◆ Data for the task
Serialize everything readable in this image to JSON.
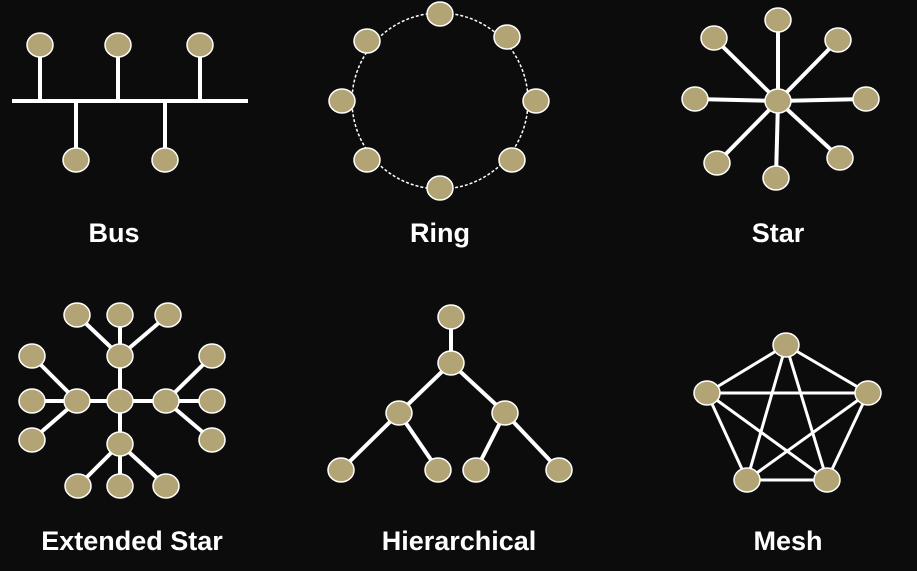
{
  "colors": {
    "background": "#0d0c0c",
    "node_fill": "#b3a475",
    "node_stroke": "#ffffff",
    "link": "#ffffff",
    "label": "#ffffff"
  },
  "topologies": [
    {
      "id": "bus",
      "label": "Bus"
    },
    {
      "id": "ring",
      "label": "Ring"
    },
    {
      "id": "star",
      "label": "Star"
    },
    {
      "id": "extended-star",
      "label": "Extended Star"
    },
    {
      "id": "hierarchical",
      "label": "Hierarchical"
    },
    {
      "id": "mesh",
      "label": "Mesh"
    }
  ]
}
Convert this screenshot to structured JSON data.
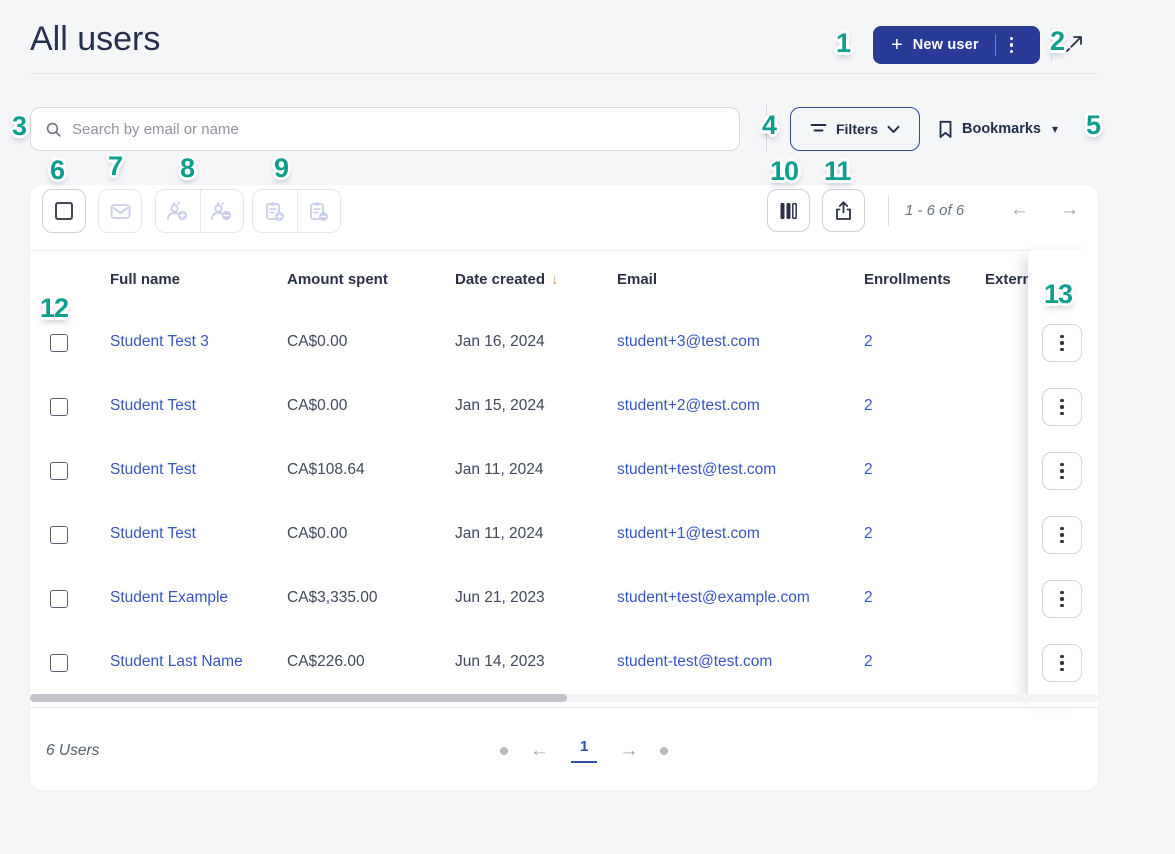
{
  "header": {
    "title": "All users",
    "new_user_plus": "+",
    "new_user_label": "New user"
  },
  "search": {
    "placeholder": "Search by email or name"
  },
  "filters": {
    "label": "Filters"
  },
  "bookmarks": {
    "label": "Bookmarks",
    "caret": "▾"
  },
  "toolbar": {
    "range_text": "1 - 6 of 6",
    "prev_arrow": "←",
    "next_arrow": "→"
  },
  "table": {
    "columns": [
      "Full name",
      "Amount spent",
      "Date created",
      "Email",
      "Enrollments",
      "Extern"
    ],
    "sort_arrow": "↓",
    "rows": [
      {
        "name": "Student Test 3",
        "amount": "CA$0.00",
        "date": "Jan 16, 2024",
        "email": "student+3@test.com",
        "enrollments": "2"
      },
      {
        "name": "Student Test",
        "amount": "CA$0.00",
        "date": "Jan 15, 2024",
        "email": "student+2@test.com",
        "enrollments": "2"
      },
      {
        "name": "Student Test",
        "amount": "CA$108.64",
        "date": "Jan 11, 2024",
        "email": "student+test@test.com",
        "enrollments": "2"
      },
      {
        "name": "Student Test",
        "amount": "CA$0.00",
        "date": "Jan 11, 2024",
        "email": "student+1@test.com",
        "enrollments": "2"
      },
      {
        "name": "Student Example",
        "amount": "CA$3,335.00",
        "date": "Jun 21, 2023",
        "email": "student+test@example.com",
        "enrollments": "2"
      },
      {
        "name": "Student Last Name",
        "amount": "CA$226.00",
        "date": "Jun 14, 2023",
        "email": "student-test@test.com",
        "enrollments": "2"
      }
    ]
  },
  "footer": {
    "count_text": "6 Users",
    "page_number": "1",
    "prev_arrow": "←",
    "next_arrow": "→"
  },
  "annotations": [
    "1",
    "2",
    "3",
    "4",
    "5",
    "6",
    "7",
    "8",
    "9",
    "10",
    "11",
    "12",
    "13"
  ],
  "colors": {
    "primary_button": "#293a97",
    "link": "#3b54c0",
    "annotation_teal": "#0d9f8d",
    "sort_arrow_orange": "#e89b45",
    "page_background": "#f5f6f8"
  }
}
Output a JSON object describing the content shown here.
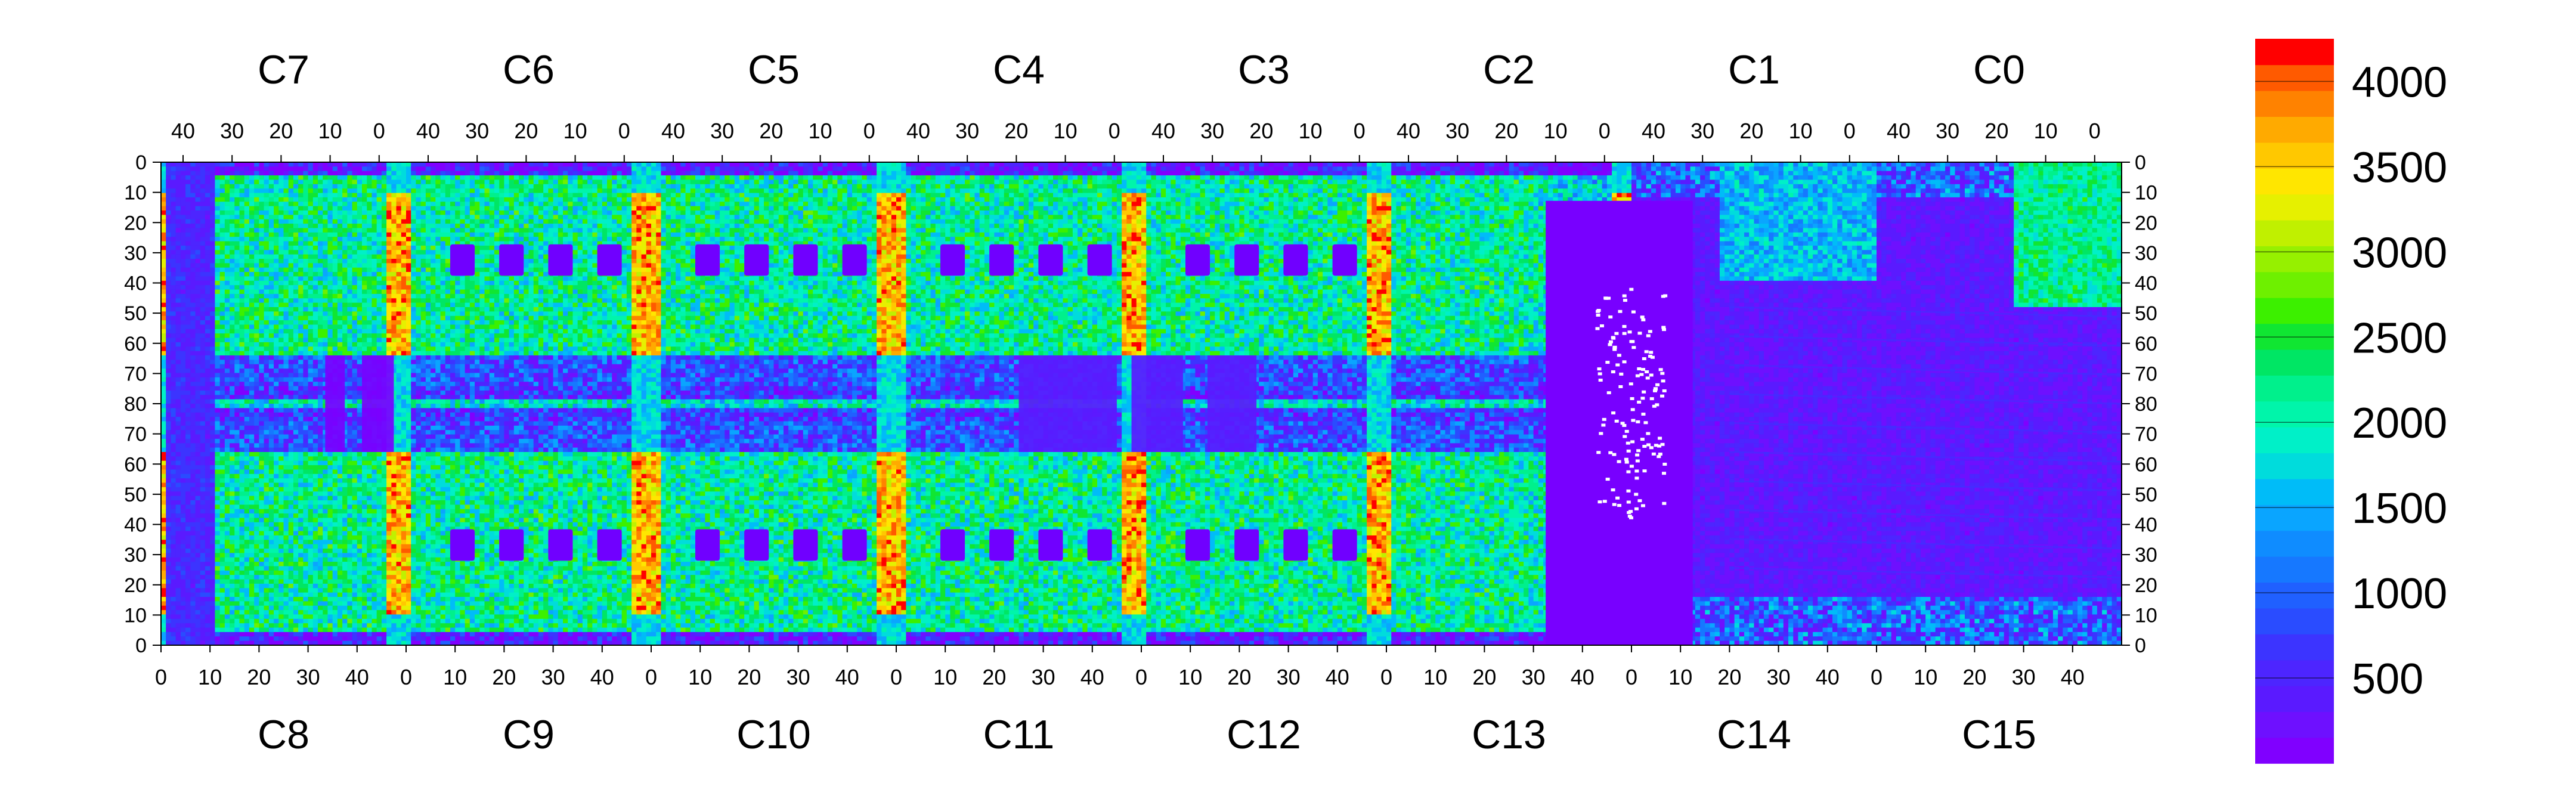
{
  "chart_data": {
    "type": "heatmap",
    "title": "",
    "chips": {
      "top": [
        "C7",
        "C6",
        "C5",
        "C4",
        "C3",
        "C2",
        "C1",
        "C0"
      ],
      "bottom": [
        "C8",
        "C9",
        "C10",
        "C11",
        "C12",
        "C13",
        "C14",
        "C15"
      ]
    },
    "top_ticks": [
      "40",
      "30",
      "20",
      "10",
      "0"
    ],
    "bottom_ticks": [
      "0",
      "10",
      "20",
      "30",
      "40"
    ],
    "row_ticks": [
      "0",
      "10",
      "20",
      "30",
      "40",
      "50",
      "60",
      "70",
      "80",
      "70",
      "60",
      "50",
      "40",
      "30",
      "20",
      "10",
      "0"
    ],
    "colorbar": {
      "min": 0,
      "max": 4250,
      "tick_labels": [
        "500",
        "1000",
        "1500",
        "2000",
        "2500",
        "3000",
        "3500",
        "4000"
      ],
      "tick_values": [
        500,
        1000,
        1500,
        2000,
        2500,
        3000,
        3500,
        4000
      ],
      "colors": [
        "#8000ff",
        "#6e10ff",
        "#5a1aff",
        "#4d25ff",
        "#3c34ff",
        "#2a4cff",
        "#2060ff",
        "#1678ff",
        "#0f8cff",
        "#0aa5ff",
        "#00bcf8",
        "#00dcdc",
        "#00f0c8",
        "#00f5aa",
        "#00f08c",
        "#00e664",
        "#10e632",
        "#3cf000",
        "#6ef000",
        "#96f000",
        "#c0f000",
        "#e6f000",
        "#ffe600",
        "#ffc800",
        "#ffaa00",
        "#ff8200",
        "#ff5a00",
        "#ff0000"
      ]
    }
  }
}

◆ Task
Give the material again exactly as it is, but keep the pictures out.

◆ Solution to this task
Serialize everything readable in this image to JSON.
{
  "colors": {
    "background": "#0d0c0c",
    "node_fill": "#b3a475",
    "node_stroke": "#ffffff",
    "link": "#ffffff",
    "label": "#ffffff"
  },
  "topologies": [
    {
      "id": "bus",
      "label": "Bus"
    },
    {
      "id": "ring",
      "label": "Ring"
    },
    {
      "id": "star",
      "label": "Star"
    },
    {
      "id": "extended-star",
      "label": "Extended Star"
    },
    {
      "id": "hierarchical",
      "label": "Hierarchical"
    },
    {
      "id": "mesh",
      "label": "Mesh"
    }
  ]
}
Convert this screenshot to structured JSON data.
{
  "header": {
    "title": "All users",
    "new_user_plus": "+",
    "new_user_label": "New user"
  },
  "search": {
    "placeholder": "Search by email or name"
  },
  "filters": {
    "label": "Filters"
  },
  "bookmarks": {
    "label": "Bookmarks",
    "caret": "▾"
  },
  "toolbar": {
    "range_text": "1 - 6 of 6",
    "prev_arrow": "←",
    "next_arrow": "→"
  },
  "table": {
    "columns": [
      "Full name",
      "Amount spent",
      "Date created",
      "Email",
      "Enrollments",
      "Extern"
    ],
    "sort_arrow": "↓",
    "rows": [
      {
        "name": "Student Test 3",
        "amount": "CA$0.00",
        "date": "Jan 16, 2024",
        "email": "student+3@test.com",
        "enrollments": "2"
      },
      {
        "name": "Student Test",
        "amount": "CA$0.00",
        "date": "Jan 15, 2024",
        "email": "student+2@test.com",
        "enrollments": "2"
      },
      {
        "name": "Student Test",
        "amount": "CA$108.64",
        "date": "Jan 11, 2024",
        "email": "student+test@test.com",
        "enrollments": "2"
      },
      {
        "name": "Student Test",
        "amount": "CA$0.00",
        "date": "Jan 11, 2024",
        "email": "student+1@test.com",
        "enrollments": "2"
      },
      {
        "name": "Student Example",
        "amount": "CA$3,335.00",
        "date": "Jun 21, 2023",
        "email": "student+test@example.com",
        "enrollments": "2"
      },
      {
        "name": "Student Last Name",
        "amount": "CA$226.00",
        "date": "Jun 14, 2023",
        "email": "student-test@test.com",
        "enrollments": "2"
      }
    ]
  },
  "footer": {
    "count_text": "6 Users",
    "page_number": "1",
    "prev_arrow": "←",
    "next_arrow": "→"
  },
  "annotations": [
    "1",
    "2",
    "3",
    "4",
    "5",
    "6",
    "7",
    "8",
    "9",
    "10",
    "11",
    "12",
    "13"
  ],
  "colors": {
    "primary_button": "#293a97",
    "link": "#3b54c0",
    "annotation_teal": "#0d9f8d",
    "sort_arrow_orange": "#e89b45",
    "page_background": "#f5f6f8"
  }
}
Output a JSON object describing the content shown here.
{
  "chart_data": {
    "type": "heatmap",
    "title": "",
    "chips": {
      "top": [
        "C7",
        "C6",
        "C5",
        "C4",
        "C3",
        "C2",
        "C1",
        "C0"
      ],
      "bottom": [
        "C8",
        "C9",
        "C10",
        "C11",
        "C12",
        "C13",
        "C14",
        "C15"
      ]
    },
    "top_ticks": [
      "40",
      "30",
      "20",
      "10",
      "0"
    ],
    "bottom_ticks": [
      "0",
      "10",
      "20",
      "30",
      "40"
    ],
    "row_ticks": [
      "0",
      "10",
      "20",
      "30",
      "40",
      "50",
      "60",
      "70",
      "80",
      "70",
      "60",
      "50",
      "40",
      "30",
      "20",
      "10",
      "0"
    ],
    "colorbar": {
      "min": 0,
      "max": 4250,
      "tick_labels": [
        "500",
        "1000",
        "1500",
        "2000",
        "2500",
        "3000",
        "3500",
        "4000"
      ],
      "tick_values": [
        500,
        1000,
        1500,
        2000,
        2500,
        3000,
        3500,
        4000
      ],
      "colors": [
        "#8000ff",
        "#6e10ff",
        "#5a1aff",
        "#4d25ff",
        "#3c34ff",
        "#2a4cff",
        "#2060ff",
        "#1678ff",
        "#0f8cff",
        "#0aa5ff",
        "#00bcf8",
        "#00dcdc",
        "#00f0c8",
        "#00f5aa",
        "#00f08c",
        "#00e664",
        "#10e632",
        "#3cf000",
        "#6ef000",
        "#96f000",
        "#c0f000",
        "#e6f000",
        "#ffe600",
        "#ffc800",
        "#ffaa00",
        "#ff8200",
        "#ff5a00",
        "#ff0000"
      ]
    }
  }
}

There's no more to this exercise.